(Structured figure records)
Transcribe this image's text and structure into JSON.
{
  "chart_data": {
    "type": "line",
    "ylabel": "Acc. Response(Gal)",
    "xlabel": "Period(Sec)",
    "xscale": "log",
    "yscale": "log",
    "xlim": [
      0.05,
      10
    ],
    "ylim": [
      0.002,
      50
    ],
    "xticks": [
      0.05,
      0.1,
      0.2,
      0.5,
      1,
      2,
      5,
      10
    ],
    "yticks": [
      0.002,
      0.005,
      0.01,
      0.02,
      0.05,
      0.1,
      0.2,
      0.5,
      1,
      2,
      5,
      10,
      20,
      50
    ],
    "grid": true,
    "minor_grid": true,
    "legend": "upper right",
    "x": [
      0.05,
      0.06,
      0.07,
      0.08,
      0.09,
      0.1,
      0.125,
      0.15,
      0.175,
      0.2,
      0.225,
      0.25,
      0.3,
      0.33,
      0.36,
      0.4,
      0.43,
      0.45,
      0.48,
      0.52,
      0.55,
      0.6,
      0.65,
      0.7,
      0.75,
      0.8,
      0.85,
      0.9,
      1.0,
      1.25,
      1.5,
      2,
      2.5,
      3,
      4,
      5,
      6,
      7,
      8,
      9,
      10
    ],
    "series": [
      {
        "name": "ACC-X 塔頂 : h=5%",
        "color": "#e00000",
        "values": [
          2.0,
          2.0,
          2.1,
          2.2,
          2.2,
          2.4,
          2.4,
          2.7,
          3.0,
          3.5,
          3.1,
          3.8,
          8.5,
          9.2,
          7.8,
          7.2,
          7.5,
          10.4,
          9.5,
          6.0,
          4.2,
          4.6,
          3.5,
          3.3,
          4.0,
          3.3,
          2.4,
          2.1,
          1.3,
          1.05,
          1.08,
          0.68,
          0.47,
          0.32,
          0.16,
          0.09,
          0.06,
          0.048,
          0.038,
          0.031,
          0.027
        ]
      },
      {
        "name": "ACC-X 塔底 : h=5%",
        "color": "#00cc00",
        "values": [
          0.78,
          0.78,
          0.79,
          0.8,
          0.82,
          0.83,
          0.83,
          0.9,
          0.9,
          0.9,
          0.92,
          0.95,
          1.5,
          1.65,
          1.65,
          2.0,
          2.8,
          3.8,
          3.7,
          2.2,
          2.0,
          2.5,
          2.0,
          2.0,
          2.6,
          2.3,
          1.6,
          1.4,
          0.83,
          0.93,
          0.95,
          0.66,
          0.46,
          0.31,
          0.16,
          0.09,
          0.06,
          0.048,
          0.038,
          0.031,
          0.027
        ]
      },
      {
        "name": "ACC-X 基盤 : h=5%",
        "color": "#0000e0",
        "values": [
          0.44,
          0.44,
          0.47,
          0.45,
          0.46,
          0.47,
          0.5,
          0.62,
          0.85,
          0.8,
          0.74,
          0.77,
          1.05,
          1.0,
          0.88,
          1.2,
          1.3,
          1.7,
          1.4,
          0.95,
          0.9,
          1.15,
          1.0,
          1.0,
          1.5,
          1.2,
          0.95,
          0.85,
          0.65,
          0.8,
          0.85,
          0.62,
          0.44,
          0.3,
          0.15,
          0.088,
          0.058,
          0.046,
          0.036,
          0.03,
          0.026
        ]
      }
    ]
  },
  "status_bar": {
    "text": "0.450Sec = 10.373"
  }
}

__Exercise__
List all lines holding the string "text".

__Written reply__
Transcribe this image's text and structure into JSON.
    "text": "0.450Sec = 10.373"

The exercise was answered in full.